Type out the data exactly as given. Skip any image.

>> Start DATA TO USE

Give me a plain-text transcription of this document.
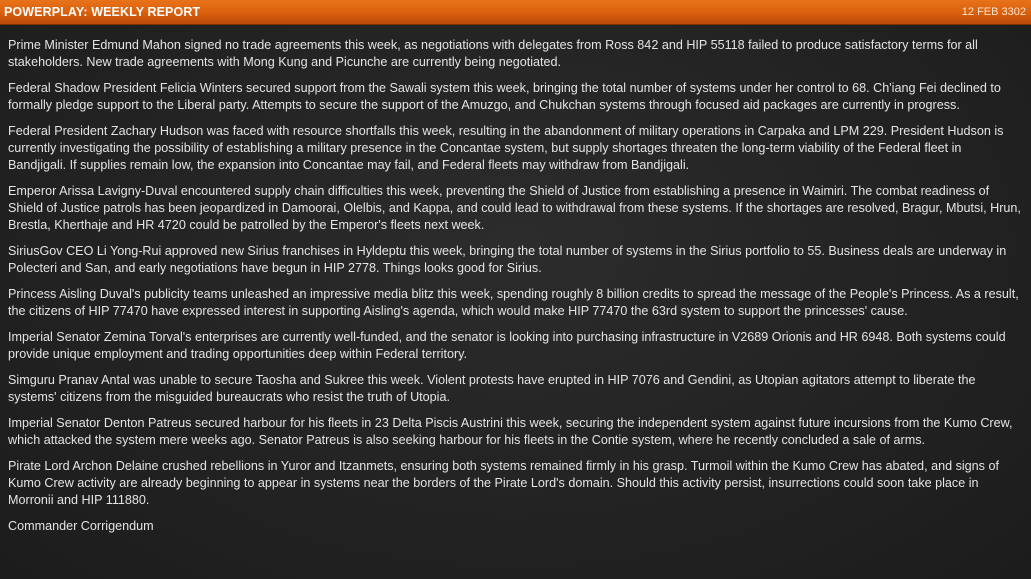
POWERPLAY: WEEKLY REPORT	12 FEB 3302

Prime Minister Edmund Mahon signed no trade agreements this week, as negotiations with delegates from Ross 842 and HIP 55118 failed to produce satisfactory terms for all stakeholders. New trade agreements with Mong Kung and Picunche are currently being negotiated.

Federal Shadow President Felicia Winters secured support from the Sawali system this week, bringing the total number of systems under her control to 68. Ch'iang Fei declined to formally pledge support to the Liberal party. Attempts to secure the support of the Amuzgo, and Chukchan systems through focused aid packages are currently in progress.

Federal President Zachary Hudson was faced with resource shortfalls this week, resulting in the abandonment of military operations in Carpaka and LPM 229. President Hudson is currently investigating the possibility of establishing a military presence in the Concantae system, but supply shortages threaten the long-term viability of the Federal fleet in Bandjigali. If supplies remain low, the expansion into Concantae may fail, and Federal fleets may withdraw from Bandjigali.

Emperor Arissa Lavigny-Duval encountered supply chain difficulties this week, preventing the Shield of Justice from establishing a presence in Waimiri. The combat readiness of Shield of Justice patrols has been jeopardized in Damoorai, Olelbis, and Kappa, and could lead to withdrawal from these systems. If the shortages are resolved, Bragur, Mbutsi, Hrun, Brestla, Kherthaje and HR 4720 could be patrolled by the Emperor's fleets next week.

SiriusGov CEO Li Yong-Rui approved new Sirius franchises in Hyldeptu this week, bringing the total number of systems in the Sirius portfolio to 55. Business deals are underway in Polecteri and San, and early negotiations have begun in HIP 2778. Things looks good for Sirius.

Princess Aisling Duval's publicity teams unleashed an impressive media blitz this week, spending roughly 8 billion credits to spread the message of the People's Princess. As a result, the citizens of HIP 77470 have expressed interest in supporting Aisling's agenda, which would make HIP 77470 the 63rd system to support the princesses' cause.

Imperial Senator Zemina Torval's enterprises are currently well-funded, and the senator is looking into purchasing infrastructure in V2689 Orionis and HR 6948. Both systems could provide unique employment and trading opportunities deep within Federal territory.

Simguru Pranav Antal was unable to secure Taosha and Sukree this week. Violent protests have erupted in HIP 7076 and Gendini, as Utopian agitators attempt to liberate the systems' citizens from the misguided bureaucrats who resist the truth of Utopia.

Imperial Senator Denton Patreus secured harbour for his fleets in 23 Delta Piscis Austrini this week, securing the independent system against future incursions from the Kumo Crew, which attacked the system mere weeks ago. Senator Patreus is also seeking harbour for his fleets in the Contie system, where he recently concluded a sale of arms.

Pirate Lord Archon Delaine crushed rebellions in Yuror and Itzanmets, ensuring both systems remained firmly in his grasp. Turmoil within the Kumo Crew has abated, and signs of Kumo Crew activity are already beginning to appear in systems near the borders of the Pirate Lord's domain. Should this activity persist, insurrections could soon take place in Morronii and HIP 111880.

Commander Corrigendum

>> End DATA TO USE

● CORRECT ANSWER:
Give me a plain-text transcription of this document.
POWERPLAY: WEEKLY REPORT	12 FEB 3302

Prime Minister Edmund Mahon signed no trade agreements this week, as negotiations with delegates from Ross 842 and HIP 55118 failed to produce satisfactory terms for all stakeholders. New trade agreements with Mong Kung and Picunche are currently being negotiated.

Federal Shadow President Felicia Winters secured support from the Sawali system this week, bringing the total number of systems under her control to 68. Ch'iang Fei declined to formally pledge support to the Liberal party. Attempts to secure the support of the Amuzgo, and Chukchan systems through focused aid packages are currently in progress.

Federal President Zachary Hudson was faced with resource shortfalls this week, resulting in the abandonment of military operations in Carpaka and LPM 229. President Hudson is currently investigating the possibility of establishing a military presence in the Concantae system, but supply shortages threaten the long-term viability of the Federal fleet in Bandjigali. If supplies remain low, the expansion into Concantae may fail, and Federal fleets may withdraw from Bandjigali.

Emperor Arissa Lavigny-Duval encountered supply chain difficulties this week, preventing the Shield of Justice from establishing a presence in Waimiri. The combat readiness of Shield of Justice patrols has been jeopardized in Damoorai, Olelbis, and Kappa, and could lead to withdrawal from these systems. If the shortages are resolved, Bragur, Mbutsi, Hrun, Brestla, Kherthaje and HR 4720 could be patrolled by the Emperor's fleets next week.

SiriusGov CEO Li Yong-Rui approved new Sirius franchises in Hyldeptu this week, bringing the total number of systems in the Sirius portfolio to 55. Business deals are underway in Polecteri and San, and early negotiations have begun in HIP 2778. Things looks good for Sirius.

Princess Aisling Duval's publicity teams unleashed an impressive media blitz this week, spending roughly 8 billion credits to spread the message of the People's Princess. As a result, the citizens of HIP 77470 have expressed interest in supporting Aisling's agenda, which would make HIP 77470 the 63rd system to support the princesses' cause.

Imperial Senator Zemina Torval's enterprises are currently well-funded, and the senator is looking into purchasing infrastructure in V2689 Orionis and HR 6948. Both systems could provide unique employment and trading opportunities deep within Federal territory.

Simguru Pranav Antal was unable to secure Taosha and Sukree this week. Violent protests have erupted in HIP 7076 and Gendini, as Utopian agitators attempt to liberate the systems' citizens from the misguided bureaucrats who resist the truth of Utopia.

Imperial Senator Denton Patreus secured harbour for his fleets in 23 Delta Piscis Austrini this week, securing the independent system against future incursions from the Kumo Crew, which attacked the system mere weeks ago. Senator Patreus is also seeking harbour for his fleets in the Contie system, where he recently concluded a sale of arms.

Pirate Lord Archon Delaine crushed rebellions in Yuror and Itzanmets, ensuring both systems remained firmly in his grasp. Turmoil within the Kumo Crew has abated, and signs of Kumo Crew activity are already beginning to appear in systems near the borders of the Pirate Lord's domain. Should this activity persist, insurrections could soon take place in Morronii and HIP 111880.

Commander Corrigendum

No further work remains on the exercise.